# [Aim]
An exact copy of every record is needed.

# [Extracted entries]
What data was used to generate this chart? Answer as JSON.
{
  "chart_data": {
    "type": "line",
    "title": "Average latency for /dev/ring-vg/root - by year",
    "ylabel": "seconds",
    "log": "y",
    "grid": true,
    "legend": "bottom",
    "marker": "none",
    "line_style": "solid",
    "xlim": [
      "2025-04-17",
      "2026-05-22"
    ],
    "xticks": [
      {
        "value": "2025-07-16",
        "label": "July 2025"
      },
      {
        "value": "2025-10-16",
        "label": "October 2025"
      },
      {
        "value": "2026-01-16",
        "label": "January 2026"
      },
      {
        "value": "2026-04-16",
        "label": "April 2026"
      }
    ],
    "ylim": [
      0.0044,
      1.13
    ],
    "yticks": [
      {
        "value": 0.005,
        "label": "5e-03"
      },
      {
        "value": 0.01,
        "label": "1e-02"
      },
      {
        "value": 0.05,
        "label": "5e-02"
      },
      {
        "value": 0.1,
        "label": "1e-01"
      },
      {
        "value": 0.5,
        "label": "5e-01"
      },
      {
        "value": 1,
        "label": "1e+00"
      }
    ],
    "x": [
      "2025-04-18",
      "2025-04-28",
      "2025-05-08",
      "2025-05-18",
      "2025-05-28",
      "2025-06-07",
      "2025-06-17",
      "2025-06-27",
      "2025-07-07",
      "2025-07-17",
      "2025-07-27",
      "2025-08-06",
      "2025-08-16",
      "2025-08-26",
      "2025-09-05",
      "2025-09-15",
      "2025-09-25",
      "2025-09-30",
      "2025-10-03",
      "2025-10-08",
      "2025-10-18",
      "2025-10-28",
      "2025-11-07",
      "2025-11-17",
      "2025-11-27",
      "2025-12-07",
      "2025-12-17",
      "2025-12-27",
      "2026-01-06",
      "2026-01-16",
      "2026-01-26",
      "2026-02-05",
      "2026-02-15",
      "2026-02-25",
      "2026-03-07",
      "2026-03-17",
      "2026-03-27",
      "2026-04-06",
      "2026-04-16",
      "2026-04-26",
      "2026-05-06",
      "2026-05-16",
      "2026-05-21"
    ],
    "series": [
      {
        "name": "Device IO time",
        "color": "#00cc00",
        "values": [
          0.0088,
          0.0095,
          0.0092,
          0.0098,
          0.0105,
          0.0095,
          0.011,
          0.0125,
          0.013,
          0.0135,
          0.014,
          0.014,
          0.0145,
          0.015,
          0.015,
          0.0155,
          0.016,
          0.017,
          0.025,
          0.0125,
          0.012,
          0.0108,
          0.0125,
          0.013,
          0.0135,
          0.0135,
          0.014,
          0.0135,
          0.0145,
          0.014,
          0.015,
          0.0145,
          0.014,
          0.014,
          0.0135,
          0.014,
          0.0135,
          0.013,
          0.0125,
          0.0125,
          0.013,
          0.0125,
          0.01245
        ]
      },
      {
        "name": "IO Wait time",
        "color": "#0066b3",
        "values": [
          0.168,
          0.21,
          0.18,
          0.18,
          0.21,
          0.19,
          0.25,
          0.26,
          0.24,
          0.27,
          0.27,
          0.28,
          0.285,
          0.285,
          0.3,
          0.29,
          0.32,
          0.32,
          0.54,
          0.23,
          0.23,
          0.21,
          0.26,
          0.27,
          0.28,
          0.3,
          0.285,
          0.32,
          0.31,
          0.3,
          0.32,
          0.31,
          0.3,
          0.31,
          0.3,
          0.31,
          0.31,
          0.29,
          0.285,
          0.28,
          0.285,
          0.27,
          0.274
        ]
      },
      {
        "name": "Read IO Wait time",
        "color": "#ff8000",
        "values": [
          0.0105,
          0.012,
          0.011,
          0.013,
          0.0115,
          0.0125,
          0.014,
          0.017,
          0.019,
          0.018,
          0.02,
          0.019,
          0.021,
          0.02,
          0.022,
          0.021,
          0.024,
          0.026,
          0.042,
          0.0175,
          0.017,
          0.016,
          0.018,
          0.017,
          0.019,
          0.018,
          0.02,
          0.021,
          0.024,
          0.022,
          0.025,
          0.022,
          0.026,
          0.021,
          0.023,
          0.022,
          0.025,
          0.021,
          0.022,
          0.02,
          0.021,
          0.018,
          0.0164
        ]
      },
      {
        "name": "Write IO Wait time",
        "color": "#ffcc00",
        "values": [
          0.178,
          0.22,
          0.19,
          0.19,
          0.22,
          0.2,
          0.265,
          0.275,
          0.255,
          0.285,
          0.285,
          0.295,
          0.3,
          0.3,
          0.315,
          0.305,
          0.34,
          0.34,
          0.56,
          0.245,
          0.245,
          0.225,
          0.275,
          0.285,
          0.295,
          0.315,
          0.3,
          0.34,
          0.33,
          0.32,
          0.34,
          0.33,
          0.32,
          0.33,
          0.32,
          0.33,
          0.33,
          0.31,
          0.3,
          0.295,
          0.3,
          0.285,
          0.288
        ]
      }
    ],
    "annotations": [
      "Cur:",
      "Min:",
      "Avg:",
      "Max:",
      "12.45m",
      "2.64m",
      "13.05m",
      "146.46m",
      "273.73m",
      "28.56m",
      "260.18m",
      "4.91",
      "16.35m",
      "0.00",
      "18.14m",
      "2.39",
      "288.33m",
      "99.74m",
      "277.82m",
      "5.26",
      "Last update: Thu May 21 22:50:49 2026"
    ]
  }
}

# [Response to this task]
What data was used to generate this chart? Answer as JSON.
{
  "chart_data": {
    "type": "line",
    "title": "Average latency for /dev/ring-vg/root - by year",
    "ylabel": "seconds",
    "log": "y",
    "grid": true,
    "legend": "bottom",
    "marker": "none",
    "line_style": "solid",
    "xlim": [
      "2025-04-17",
      "2026-05-22"
    ],
    "xticks": [
      {
        "value": "2025-07-16",
        "label": "July 2025"
      },
      {
        "value": "2025-10-16",
        "label": "October 2025"
      },
      {
        "value": "2026-01-16",
        "label": "January 2026"
      },
      {
        "value": "2026-04-16",
        "label": "April 2026"
      }
    ],
    "ylim": [
      0.0044,
      1.13
    ],
    "yticks": [
      {
        "value": 0.005,
        "label": "5e-03"
      },
      {
        "value": 0.01,
        "label": "1e-02"
      },
      {
        "value": 0.05,
        "label": "5e-02"
      },
      {
        "value": 0.1,
        "label": "1e-01"
      },
      {
        "value": 0.5,
        "label": "5e-01"
      },
      {
        "value": 1,
        "label": "1e+00"
      }
    ],
    "x": [
      "2025-04-18",
      "2025-04-28",
      "2025-05-08",
      "2025-05-18",
      "2025-05-28",
      "2025-06-07",
      "2025-06-17",
      "2025-06-27",
      "2025-07-07",
      "2025-07-17",
      "2025-07-27",
      "2025-08-06",
      "2025-08-16",
      "2025-08-26",
      "2025-09-05",
      "2025-09-15",
      "2025-09-25",
      "2025-09-30",
      "2025-10-03",
      "2025-10-08",
      "2025-10-18",
      "2025-10-28",
      "2025-11-07",
      "2025-11-17",
      "2025-11-27",
      "2025-12-07",
      "2025-12-17",
      "2025-12-27",
      "2026-01-06",
      "2026-01-16",
      "2026-01-26",
      "2026-02-05",
      "2026-02-15",
      "2026-02-25",
      "2026-03-07",
      "2026-03-17",
      "2026-03-27",
      "2026-04-06",
      "2026-04-16",
      "2026-04-26",
      "2026-05-06",
      "2026-05-16",
      "2026-05-21"
    ],
    "series": [
      {
        "name": "Device IO time",
        "color": "#00cc00",
        "values": [
          0.0088,
          0.0095,
          0.0092,
          0.0098,
          0.0105,
          0.0095,
          0.011,
          0.0125,
          0.013,
          0.0135,
          0.014,
          0.014,
          0.0145,
          0.015,
          0.015,
          0.0155,
          0.016,
          0.017,
          0.025,
          0.0125,
          0.012,
          0.0108,
          0.0125,
          0.013,
          0.0135,
          0.0135,
          0.014,
          0.0135,
          0.0145,
          0.014,
          0.015,
          0.0145,
          0.014,
          0.014,
          0.0135,
          0.014,
          0.0135,
          0.013,
          0.0125,
          0.0125,
          0.013,
          0.0125,
          0.01245
        ]
      },
      {
        "name": "IO Wait time",
        "color": "#0066b3",
        "values": [
          0.168,
          0.21,
          0.18,
          0.18,
          0.21,
          0.19,
          0.25,
          0.26,
          0.24,
          0.27,
          0.27,
          0.28,
          0.285,
          0.285,
          0.3,
          0.29,
          0.32,
          0.32,
          0.54,
          0.23,
          0.23,
          0.21,
          0.26,
          0.27,
          0.28,
          0.3,
          0.285,
          0.32,
          0.31,
          0.3,
          0.32,
          0.31,
          0.3,
          0.31,
          0.3,
          0.31,
          0.31,
          0.29,
          0.285,
          0.28,
          0.285,
          0.27,
          0.274
        ]
      },
      {
        "name": "Read IO Wait time",
        "color": "#ff8000",
        "values": [
          0.0105,
          0.012,
          0.011,
          0.013,
          0.0115,
          0.0125,
          0.014,
          0.017,
          0.019,
          0.018,
          0.02,
          0.019,
          0.021,
          0.02,
          0.022,
          0.021,
          0.024,
          0.026,
          0.042,
          0.0175,
          0.017,
          0.016,
          0.018,
          0.017,
          0.019,
          0.018,
          0.02,
          0.021,
          0.024,
          0.022,
          0.025,
          0.022,
          0.026,
          0.021,
          0.023,
          0.022,
          0.025,
          0.021,
          0.022,
          0.02,
          0.021,
          0.018,
          0.0164
        ]
      },
      {
        "name": "Write IO Wait time",
        "color": "#ffcc00",
        "values": [
          0.178,
          0.22,
          0.19,
          0.19,
          0.22,
          0.2,
          0.265,
          0.275,
          0.255,
          0.285,
          0.285,
          0.295,
          0.3,
          0.3,
          0.315,
          0.305,
          0.34,
          0.34,
          0.56,
          0.245,
          0.245,
          0.225,
          0.275,
          0.285,
          0.295,
          0.315,
          0.3,
          0.34,
          0.33,
          0.32,
          0.34,
          0.33,
          0.32,
          0.33,
          0.32,
          0.33,
          0.33,
          0.31,
          0.3,
          0.295,
          0.3,
          0.285,
          0.288
        ]
      }
    ],
    "annotations": [
      "Cur:",
      "Min:",
      "Avg:",
      "Max:",
      "12.45m",
      "2.64m",
      "13.05m",
      "146.46m",
      "273.73m",
      "28.56m",
      "260.18m",
      "4.91",
      "16.35m",
      "0.00",
      "18.14m",
      "2.39",
      "288.33m",
      "99.74m",
      "277.82m",
      "5.26",
      "Last update: Thu May 21 22:50:49 2026"
    ]
  }
}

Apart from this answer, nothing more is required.